• [What to do]:
a) Answer these from the catfish bait thread:
(i) What is sprinkled on the marshmallow before it goes on the hook?
(ii) What do the catfishing kings at Lake Conroe use as bait?
(iii) Which liver does ComeFrom? prefer over beef liver?
b) Print the stretch of the catfish bait thread from "## Hawkeye (May" through "no better bait.".

• [Document extract]:
####################
Catfishing season was just over in California, and first trout season derby was last Saturday 10-22-05. I caught a lot of catfish with just mealworms and marshmallow, but my technique has a little extra. I sprinkle my marshmallow with garlic powder, not garlic salt before I put it on my hook. I thread the first mealworm on the hook and then the marshmallow, and another mealworm after that to lock it in. Buy a Procure anchovy oil to dip it in, or put an Anchovy butter made by Procure as well. Buy a Smelly Jelly and wipe some on your leader, weight, and swivel to cover more water space. Reel it in a few feet every 15 - 20 minute to cover more water. Touch legering is also effective when the catfish is in front of you. This technique is when you hold the rod with you right hand and hold the line on the other. Keep a little slack to prevent resistance upon taking, and set the hook goes straight and tight. This is a much cleaner and more effective approach than chicken liver. . Fishrig


----------



## grayfish (Jul 31, 2005)

but getting the panty hose off the gal is the fun part.


----------



## tinman (Apr 13, 2005)

The Kings of catfishing down at lake Conroe all use cut up beef hearts. Stays on the hook forever and they seem to love it. Although I tried it at Texoma, and they wouldn't touch it. Texoma cats want shad


----------



## ComeFrom? (May 21, 2004)

waterspout said:


> It's the second best bait there is next to fresh shad. Good Luck!


Shads prolly good, but I will always use chicken liver over beef liver any day. CF?


----------



## Hawkeye (May 21, 2004)

If you want to catch large catfish, leave the livers and stink baits at home and fish with FREASH cut SHAD.... there is no better bait.


----------
####################
• [Extracted records]:

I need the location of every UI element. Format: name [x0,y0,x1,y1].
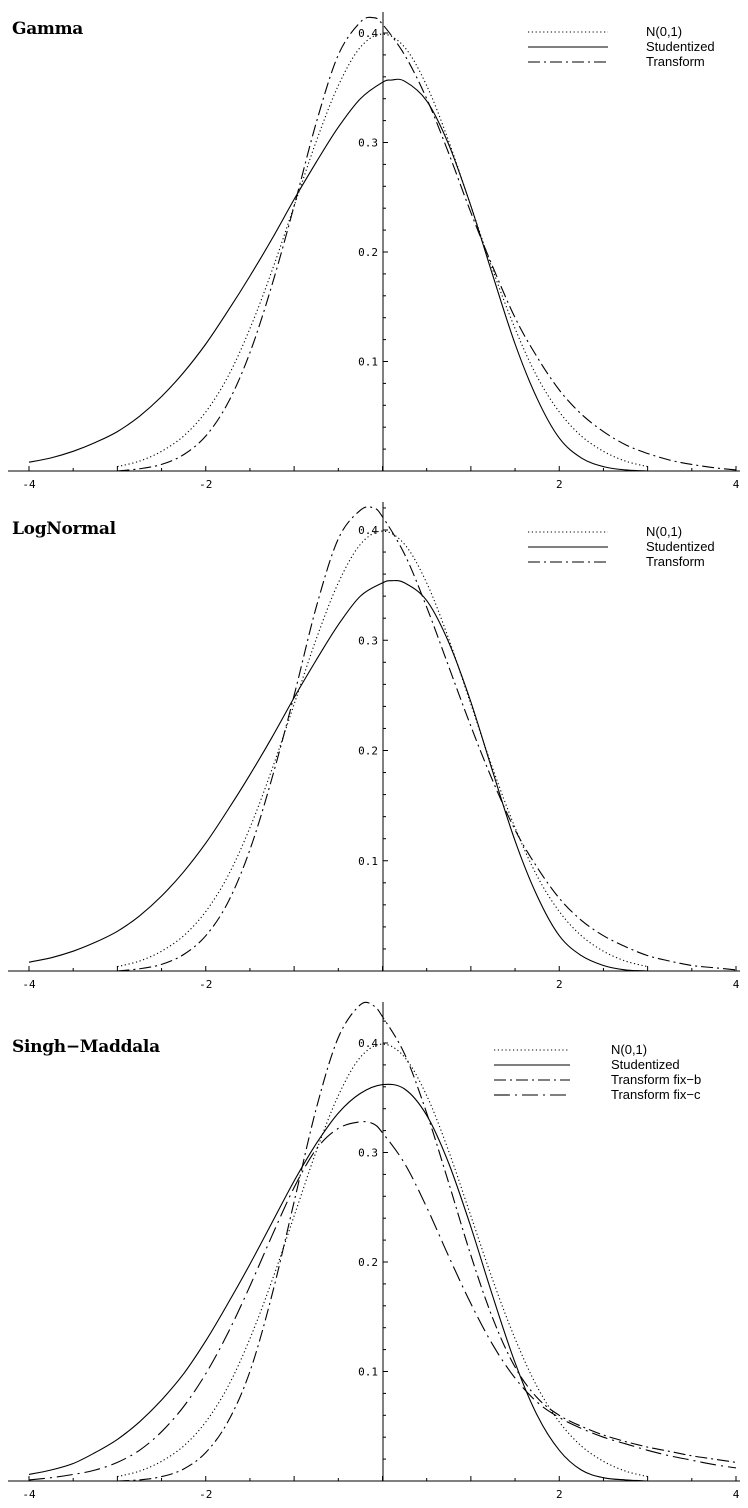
legend-label: Studentized [646,539,715,554]
legend-label: N(0,1) [646,24,682,39]
legend-label: Transform fix−b [611,1072,701,1087]
series-line-dotted [117,530,648,968]
legend-label: Studentized [646,39,715,54]
series-line-dashdot-long [28,1121,737,1481]
y-tick-label: 0.2 [358,246,378,259]
legend-label: Transform [646,54,705,69]
y-tick-label: 0.4 [358,524,378,537]
y-tick-label: 0.1 [358,855,378,868]
legend-label: Transform fix−c [611,1087,701,1102]
y-tick-label: 0.1 [358,356,378,369]
chart-title: LogNormal [12,519,117,539]
legend-label: Transform [646,554,705,569]
x-tick-label: -4 [22,1488,36,1501]
series-line-dotted [117,1043,648,1478]
y-tick-label: 0.3 [358,137,378,150]
y-tick-label: 0.3 [358,1147,378,1160]
x-tick-label: -2 [199,478,212,491]
x-tick-label: 2 [556,978,563,991]
x-tick-label: -4 [22,978,36,991]
chart-title: Gamma [12,19,83,39]
series-line-dashdot [117,506,737,972]
series-line-dashdot [117,1001,737,1482]
y-tick-label: 0.3 [358,634,378,647]
x-tick-label: 2 [556,1488,563,1501]
chart-panel-2: Singh−Maddala -4 -2 2 4 0.1 0.2 0.3 0.4 N(0,1)Stu… [8,1001,740,1501]
x-tick-label: 4 [733,478,740,491]
series-line-dotted [117,33,648,468]
legend-label: N(0,1) [646,524,682,539]
x-tick-label: -2 [199,1488,212,1501]
y-tick-label: 0.2 [358,745,378,758]
x-tick-label: -4 [22,478,36,491]
series-line-solid [28,579,648,972]
chart-title: Singh−Maddala [12,1037,160,1057]
x-tick-label: 4 [733,978,740,991]
legend-label: N(0,1) [611,1042,647,1057]
y-tick-label: 0.2 [358,1256,378,1269]
series-line-dashdot [117,16,737,472]
x-tick-label: 2 [556,478,563,491]
series-line-solid [28,1083,648,1482]
chart-panel-1: LogNormal -4 -2 2 4 0.1 0.2 0.3 0.4 N(0,1)Student… [8,502,740,991]
y-tick-label: 0.4 [358,1037,378,1050]
legend-label: Studentized [611,1057,680,1072]
series-line-solid [28,78,648,472]
x-tick-label: -2 [199,978,212,991]
y-tick-label: 0.1 [358,1366,378,1379]
x-tick-label: 4 [733,1488,740,1501]
chart-panel-0: Gamma -4 -2 2 4 0.1 0.2 0.3 0.4 N(0,1)Studentized… [8,12,740,491]
y-tick-label: 0.4 [358,27,378,40]
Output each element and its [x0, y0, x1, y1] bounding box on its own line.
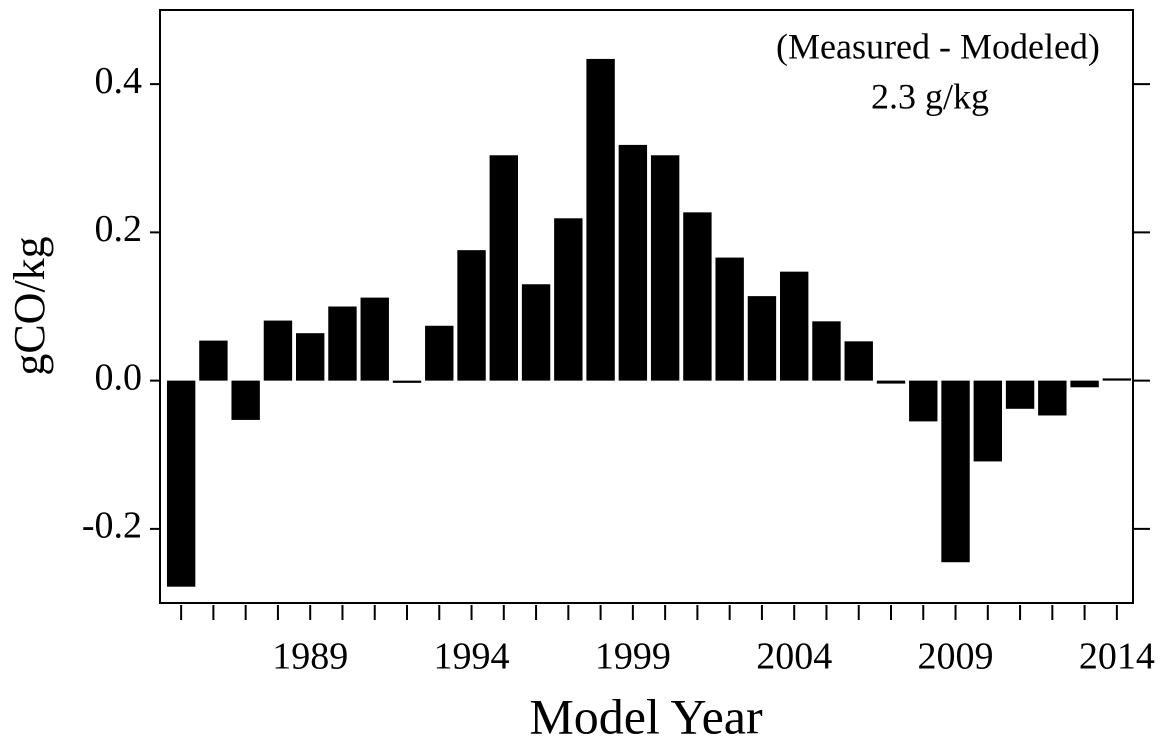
annotation: (Measured - Modeled): [776, 26, 1100, 66]
bar: [231, 380, 260, 420]
y-tick-label: 0.4: [95, 60, 143, 102]
bar: [489, 155, 518, 381]
y-tick-label: 0.2: [95, 208, 143, 250]
x-tick-label: 1989: [272, 636, 348, 678]
bar: [1070, 380, 1099, 388]
bar: [360, 297, 389, 381]
bar: [715, 257, 744, 381]
bar: [780, 271, 809, 381]
bar: [166, 380, 196, 587]
x-tick-label: 2014: [1079, 636, 1155, 678]
bar: [844, 341, 873, 381]
bar: [1038, 380, 1067, 416]
x-tick-label: 1999: [595, 636, 671, 678]
y-tick-label: 0.0: [95, 356, 143, 398]
x-tick-label: 2009: [918, 636, 994, 678]
bar: [425, 325, 454, 381]
bar: [521, 284, 551, 381]
bar: [909, 380, 938, 422]
bar: [618, 144, 648, 381]
bar: [650, 155, 680, 381]
bar: [457, 250, 486, 381]
x-tick-label: 2004: [756, 636, 832, 678]
bar: [296, 333, 325, 381]
x-axis-title: Model Year: [529, 688, 763, 744]
bar: [812, 321, 841, 381]
bar: [1102, 378, 1132, 381]
bar: [328, 306, 357, 381]
bar: [554, 218, 583, 381]
plot-frame: [159, 9, 1134, 604]
bar: [747, 296, 777, 381]
x-tick-label: 1994: [434, 636, 510, 678]
bar: [683, 212, 712, 381]
bar: [1005, 380, 1035, 409]
bar: [941, 380, 970, 563]
bar: [199, 340, 228, 381]
bar: [876, 380, 906, 384]
annotation: 2.3 g/kg: [871, 76, 989, 116]
y-axis-title: gCO/kg: [5, 236, 54, 375]
bar: [263, 320, 293, 381]
bar: [392, 380, 422, 383]
y-tick-label: -0.2: [82, 505, 142, 547]
bar: [586, 58, 615, 381]
bar: [973, 380, 1002, 462]
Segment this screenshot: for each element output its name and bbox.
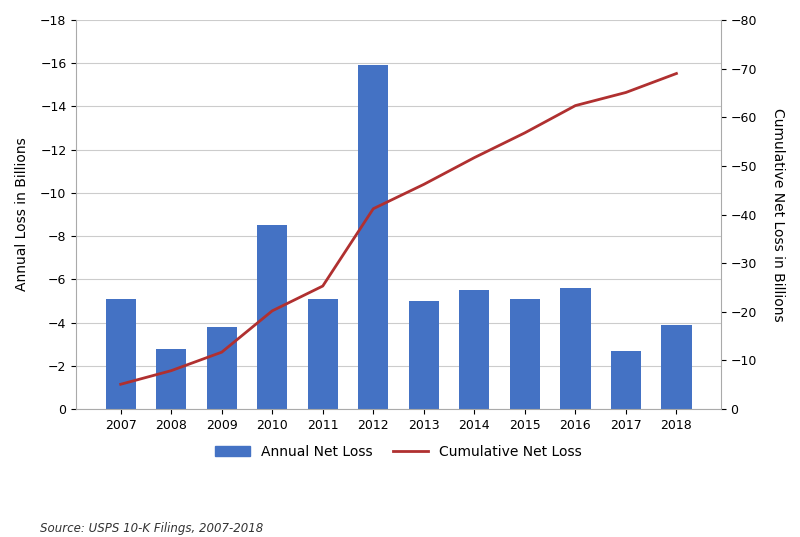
Legend: Annual Net Loss, Cumulative Net Loss: Annual Net Loss, Cumulative Net Loss	[210, 439, 587, 465]
Bar	[409, 301, 439, 409]
Y-axis label: Cumulative Net Loss in Billions: Cumulative Net Loss in Billions	[771, 108, 785, 321]
Bar	[206, 327, 237, 409]
Bar	[106, 299, 136, 409]
Bar	[662, 325, 691, 409]
Text: Source: USPS 10-K Filings, 2007-2018: Source: USPS 10-K Filings, 2007-2018	[40, 521, 263, 535]
Y-axis label: Annual Loss in Billions: Annual Loss in Billions	[15, 137, 29, 292]
Bar	[156, 349, 186, 409]
Bar	[257, 226, 287, 409]
Bar	[560, 288, 590, 409]
Bar	[459, 290, 490, 409]
Bar	[610, 351, 641, 409]
Bar	[308, 299, 338, 409]
Bar	[510, 299, 540, 409]
Bar	[358, 66, 389, 409]
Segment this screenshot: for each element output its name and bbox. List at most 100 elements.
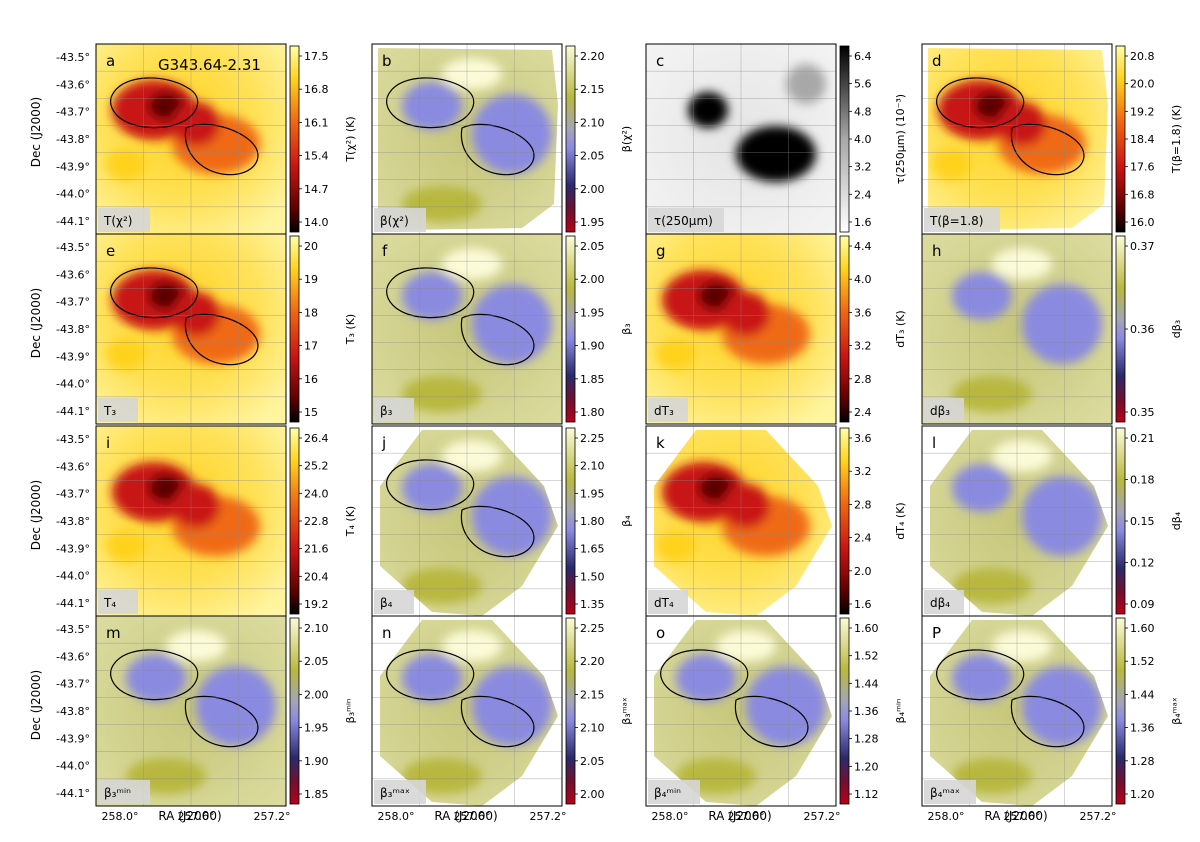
####################
• [Task-by-task results]:
a)
(i) Garlic powder, not garlic salt.
(ii) Cut up beef hearts.
(iii) Chicken liver.

b)
## Hawkeye (May 21, 2004)

If you want to catch large catfish, leave the livers and stink baits at home and fish with FREASH cut SHAD.... there is no better bait.